WHAT YOU HAVE TO DO:
Look for "screenshot" in each line of the entries, and return the matching lines.

## start ENTRIES

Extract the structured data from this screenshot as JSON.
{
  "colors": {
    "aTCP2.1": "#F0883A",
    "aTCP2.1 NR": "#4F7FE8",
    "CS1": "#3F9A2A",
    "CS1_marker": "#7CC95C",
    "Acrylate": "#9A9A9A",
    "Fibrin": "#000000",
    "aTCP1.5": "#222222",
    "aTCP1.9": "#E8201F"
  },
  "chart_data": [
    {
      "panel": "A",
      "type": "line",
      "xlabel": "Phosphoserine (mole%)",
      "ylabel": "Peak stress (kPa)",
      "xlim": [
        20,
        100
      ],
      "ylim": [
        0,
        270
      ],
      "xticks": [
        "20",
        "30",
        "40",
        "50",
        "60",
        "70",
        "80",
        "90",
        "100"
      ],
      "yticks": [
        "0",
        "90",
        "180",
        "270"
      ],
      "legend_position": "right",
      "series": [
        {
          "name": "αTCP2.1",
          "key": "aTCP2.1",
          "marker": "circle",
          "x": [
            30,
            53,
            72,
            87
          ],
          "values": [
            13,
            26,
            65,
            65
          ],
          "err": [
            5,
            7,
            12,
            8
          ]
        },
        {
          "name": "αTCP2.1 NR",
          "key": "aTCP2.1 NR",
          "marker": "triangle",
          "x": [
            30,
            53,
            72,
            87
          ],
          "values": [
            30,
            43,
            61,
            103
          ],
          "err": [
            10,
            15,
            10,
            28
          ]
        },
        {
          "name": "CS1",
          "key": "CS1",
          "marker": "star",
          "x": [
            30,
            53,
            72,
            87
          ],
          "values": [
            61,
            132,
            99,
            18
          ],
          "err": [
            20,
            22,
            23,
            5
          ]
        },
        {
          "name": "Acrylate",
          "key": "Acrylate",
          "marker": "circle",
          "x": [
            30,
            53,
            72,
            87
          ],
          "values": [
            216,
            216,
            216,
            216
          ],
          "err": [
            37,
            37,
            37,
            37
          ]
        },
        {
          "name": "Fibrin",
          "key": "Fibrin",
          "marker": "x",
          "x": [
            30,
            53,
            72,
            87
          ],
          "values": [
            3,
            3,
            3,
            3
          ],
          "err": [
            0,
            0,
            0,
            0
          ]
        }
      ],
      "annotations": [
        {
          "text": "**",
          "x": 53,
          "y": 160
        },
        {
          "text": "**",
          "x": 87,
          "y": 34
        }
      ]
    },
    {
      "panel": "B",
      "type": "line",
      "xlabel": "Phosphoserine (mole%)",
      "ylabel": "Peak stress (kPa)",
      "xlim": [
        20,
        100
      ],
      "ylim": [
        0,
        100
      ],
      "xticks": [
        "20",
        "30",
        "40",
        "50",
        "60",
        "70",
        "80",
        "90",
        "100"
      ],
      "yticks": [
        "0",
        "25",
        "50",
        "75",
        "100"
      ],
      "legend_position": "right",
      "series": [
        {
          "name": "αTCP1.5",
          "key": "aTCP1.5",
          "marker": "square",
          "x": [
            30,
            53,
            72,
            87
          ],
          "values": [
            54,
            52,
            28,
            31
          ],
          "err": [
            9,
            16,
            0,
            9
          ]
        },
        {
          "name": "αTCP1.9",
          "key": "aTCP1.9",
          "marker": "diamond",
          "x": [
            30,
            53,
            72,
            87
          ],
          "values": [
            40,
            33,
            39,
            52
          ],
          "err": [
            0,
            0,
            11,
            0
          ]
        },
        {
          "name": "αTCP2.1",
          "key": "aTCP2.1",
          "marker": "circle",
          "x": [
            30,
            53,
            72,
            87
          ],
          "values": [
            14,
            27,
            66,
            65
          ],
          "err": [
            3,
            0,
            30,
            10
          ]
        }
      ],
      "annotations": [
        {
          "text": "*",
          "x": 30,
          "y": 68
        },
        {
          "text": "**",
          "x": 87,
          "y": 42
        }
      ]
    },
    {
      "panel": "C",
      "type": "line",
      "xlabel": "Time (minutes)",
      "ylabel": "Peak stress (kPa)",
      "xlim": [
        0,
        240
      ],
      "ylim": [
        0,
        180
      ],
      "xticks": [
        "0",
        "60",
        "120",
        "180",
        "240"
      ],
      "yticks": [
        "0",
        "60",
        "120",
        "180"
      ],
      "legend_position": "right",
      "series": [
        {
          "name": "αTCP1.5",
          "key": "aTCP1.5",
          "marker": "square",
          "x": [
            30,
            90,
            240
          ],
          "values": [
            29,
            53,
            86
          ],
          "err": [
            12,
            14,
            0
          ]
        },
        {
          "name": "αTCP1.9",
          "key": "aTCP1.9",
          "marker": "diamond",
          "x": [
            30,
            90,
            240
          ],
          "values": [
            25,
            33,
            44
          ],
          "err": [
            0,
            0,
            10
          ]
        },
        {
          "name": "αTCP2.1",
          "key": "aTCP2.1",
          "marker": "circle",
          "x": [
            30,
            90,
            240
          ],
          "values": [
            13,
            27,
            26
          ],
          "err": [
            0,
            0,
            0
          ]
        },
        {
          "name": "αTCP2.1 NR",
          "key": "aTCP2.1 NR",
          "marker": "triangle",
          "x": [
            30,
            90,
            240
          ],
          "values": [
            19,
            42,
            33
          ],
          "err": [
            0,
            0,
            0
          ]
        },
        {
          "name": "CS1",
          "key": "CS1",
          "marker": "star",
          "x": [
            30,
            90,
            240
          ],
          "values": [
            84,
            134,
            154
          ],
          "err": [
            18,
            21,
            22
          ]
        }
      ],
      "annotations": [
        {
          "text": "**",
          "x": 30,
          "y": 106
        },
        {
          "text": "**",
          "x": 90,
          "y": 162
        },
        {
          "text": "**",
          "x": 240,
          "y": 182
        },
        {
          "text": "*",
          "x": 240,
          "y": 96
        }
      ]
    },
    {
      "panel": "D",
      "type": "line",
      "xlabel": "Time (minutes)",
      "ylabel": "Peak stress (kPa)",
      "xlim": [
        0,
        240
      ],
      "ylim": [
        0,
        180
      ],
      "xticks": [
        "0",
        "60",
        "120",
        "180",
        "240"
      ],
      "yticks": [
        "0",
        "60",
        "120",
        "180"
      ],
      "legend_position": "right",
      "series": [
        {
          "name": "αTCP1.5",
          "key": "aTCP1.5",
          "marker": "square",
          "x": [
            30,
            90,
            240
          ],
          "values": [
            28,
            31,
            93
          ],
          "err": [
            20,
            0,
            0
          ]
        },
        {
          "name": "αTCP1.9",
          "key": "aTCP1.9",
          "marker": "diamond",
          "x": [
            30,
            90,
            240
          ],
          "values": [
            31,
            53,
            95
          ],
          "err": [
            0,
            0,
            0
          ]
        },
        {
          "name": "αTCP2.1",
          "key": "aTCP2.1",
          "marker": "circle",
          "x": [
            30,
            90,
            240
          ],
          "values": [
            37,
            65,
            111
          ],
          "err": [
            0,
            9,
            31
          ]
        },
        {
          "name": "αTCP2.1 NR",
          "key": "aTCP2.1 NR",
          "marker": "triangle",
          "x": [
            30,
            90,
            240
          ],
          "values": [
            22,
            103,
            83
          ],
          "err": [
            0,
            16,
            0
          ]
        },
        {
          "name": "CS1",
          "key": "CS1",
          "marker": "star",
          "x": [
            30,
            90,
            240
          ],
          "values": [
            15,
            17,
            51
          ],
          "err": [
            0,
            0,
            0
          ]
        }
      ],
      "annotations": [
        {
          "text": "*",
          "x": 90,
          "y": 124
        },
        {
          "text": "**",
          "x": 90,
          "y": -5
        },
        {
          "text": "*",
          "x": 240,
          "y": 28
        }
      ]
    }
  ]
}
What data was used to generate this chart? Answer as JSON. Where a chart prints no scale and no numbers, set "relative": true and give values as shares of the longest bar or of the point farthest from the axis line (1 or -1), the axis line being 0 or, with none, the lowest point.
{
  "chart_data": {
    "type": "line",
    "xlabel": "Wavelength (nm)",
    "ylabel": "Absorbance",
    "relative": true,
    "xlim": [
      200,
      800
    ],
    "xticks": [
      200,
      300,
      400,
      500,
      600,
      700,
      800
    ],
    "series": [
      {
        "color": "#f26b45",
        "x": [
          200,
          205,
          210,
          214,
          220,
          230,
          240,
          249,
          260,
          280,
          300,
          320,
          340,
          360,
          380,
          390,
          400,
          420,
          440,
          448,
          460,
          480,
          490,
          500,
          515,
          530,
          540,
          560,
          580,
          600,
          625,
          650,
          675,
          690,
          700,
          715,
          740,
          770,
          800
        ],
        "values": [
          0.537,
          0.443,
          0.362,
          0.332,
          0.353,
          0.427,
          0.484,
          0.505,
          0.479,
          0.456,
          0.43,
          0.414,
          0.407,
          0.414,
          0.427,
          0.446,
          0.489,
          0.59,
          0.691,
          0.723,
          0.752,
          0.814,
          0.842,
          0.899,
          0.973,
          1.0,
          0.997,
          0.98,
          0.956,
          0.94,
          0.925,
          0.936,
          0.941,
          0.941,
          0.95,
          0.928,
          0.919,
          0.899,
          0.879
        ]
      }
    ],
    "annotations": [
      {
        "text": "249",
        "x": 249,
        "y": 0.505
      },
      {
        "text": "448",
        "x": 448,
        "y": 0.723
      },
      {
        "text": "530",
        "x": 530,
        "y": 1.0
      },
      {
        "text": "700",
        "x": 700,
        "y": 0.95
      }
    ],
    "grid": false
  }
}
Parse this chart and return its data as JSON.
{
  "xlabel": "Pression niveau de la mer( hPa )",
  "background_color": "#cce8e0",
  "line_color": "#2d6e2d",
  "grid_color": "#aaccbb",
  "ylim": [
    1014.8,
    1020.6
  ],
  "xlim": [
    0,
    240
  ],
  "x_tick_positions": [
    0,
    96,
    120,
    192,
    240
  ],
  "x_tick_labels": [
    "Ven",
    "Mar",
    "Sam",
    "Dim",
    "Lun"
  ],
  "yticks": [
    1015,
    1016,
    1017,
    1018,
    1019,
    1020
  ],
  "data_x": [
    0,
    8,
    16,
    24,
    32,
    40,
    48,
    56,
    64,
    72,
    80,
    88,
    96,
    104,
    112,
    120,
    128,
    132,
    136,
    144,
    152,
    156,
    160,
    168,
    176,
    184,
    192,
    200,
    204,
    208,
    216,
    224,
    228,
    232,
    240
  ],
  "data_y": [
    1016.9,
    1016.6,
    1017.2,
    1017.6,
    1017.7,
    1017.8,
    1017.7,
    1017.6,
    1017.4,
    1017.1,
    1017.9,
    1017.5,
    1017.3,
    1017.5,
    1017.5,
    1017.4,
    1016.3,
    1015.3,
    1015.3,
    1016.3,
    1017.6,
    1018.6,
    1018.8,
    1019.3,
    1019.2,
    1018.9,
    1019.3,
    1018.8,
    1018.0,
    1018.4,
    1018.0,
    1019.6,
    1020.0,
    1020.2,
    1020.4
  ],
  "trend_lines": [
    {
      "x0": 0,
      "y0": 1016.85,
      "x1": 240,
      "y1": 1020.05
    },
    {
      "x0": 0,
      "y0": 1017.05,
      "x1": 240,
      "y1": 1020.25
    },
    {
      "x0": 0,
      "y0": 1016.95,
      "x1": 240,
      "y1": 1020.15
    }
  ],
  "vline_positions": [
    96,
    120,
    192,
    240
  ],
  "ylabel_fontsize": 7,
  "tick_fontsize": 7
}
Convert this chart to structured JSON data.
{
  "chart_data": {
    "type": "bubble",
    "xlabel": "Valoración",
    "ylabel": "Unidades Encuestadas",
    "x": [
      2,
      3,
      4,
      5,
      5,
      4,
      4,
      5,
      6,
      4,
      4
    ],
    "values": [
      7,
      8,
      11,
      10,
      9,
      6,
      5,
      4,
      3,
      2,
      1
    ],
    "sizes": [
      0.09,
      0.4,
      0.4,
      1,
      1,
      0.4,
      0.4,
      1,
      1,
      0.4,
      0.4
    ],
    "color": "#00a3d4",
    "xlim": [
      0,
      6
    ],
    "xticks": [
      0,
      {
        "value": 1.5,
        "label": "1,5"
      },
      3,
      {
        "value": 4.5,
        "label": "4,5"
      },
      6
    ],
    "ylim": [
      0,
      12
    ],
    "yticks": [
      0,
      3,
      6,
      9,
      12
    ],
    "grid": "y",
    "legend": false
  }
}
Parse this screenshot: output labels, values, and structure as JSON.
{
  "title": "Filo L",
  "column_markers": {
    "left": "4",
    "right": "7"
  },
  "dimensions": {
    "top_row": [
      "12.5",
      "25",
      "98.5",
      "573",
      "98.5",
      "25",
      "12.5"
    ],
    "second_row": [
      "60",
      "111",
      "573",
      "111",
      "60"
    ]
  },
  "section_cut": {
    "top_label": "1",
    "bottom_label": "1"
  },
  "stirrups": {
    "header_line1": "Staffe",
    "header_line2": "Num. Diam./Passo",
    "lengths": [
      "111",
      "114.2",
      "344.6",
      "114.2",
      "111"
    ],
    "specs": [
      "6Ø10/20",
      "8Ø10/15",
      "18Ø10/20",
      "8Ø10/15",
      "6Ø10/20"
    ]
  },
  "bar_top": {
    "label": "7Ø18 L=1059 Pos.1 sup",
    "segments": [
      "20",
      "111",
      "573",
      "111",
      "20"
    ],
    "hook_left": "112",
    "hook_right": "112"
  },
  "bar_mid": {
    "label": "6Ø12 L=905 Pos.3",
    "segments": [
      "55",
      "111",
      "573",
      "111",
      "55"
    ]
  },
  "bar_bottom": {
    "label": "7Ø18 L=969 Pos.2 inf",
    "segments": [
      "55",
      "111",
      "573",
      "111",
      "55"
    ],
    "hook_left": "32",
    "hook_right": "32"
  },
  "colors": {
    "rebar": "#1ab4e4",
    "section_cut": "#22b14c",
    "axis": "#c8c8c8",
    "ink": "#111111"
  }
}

## end ENTRIES

COMPLETED EXERCISE:
Extract the structured data from this screenshot as JSON.
Parse this screenshot: output labels, values, and structure as JSON.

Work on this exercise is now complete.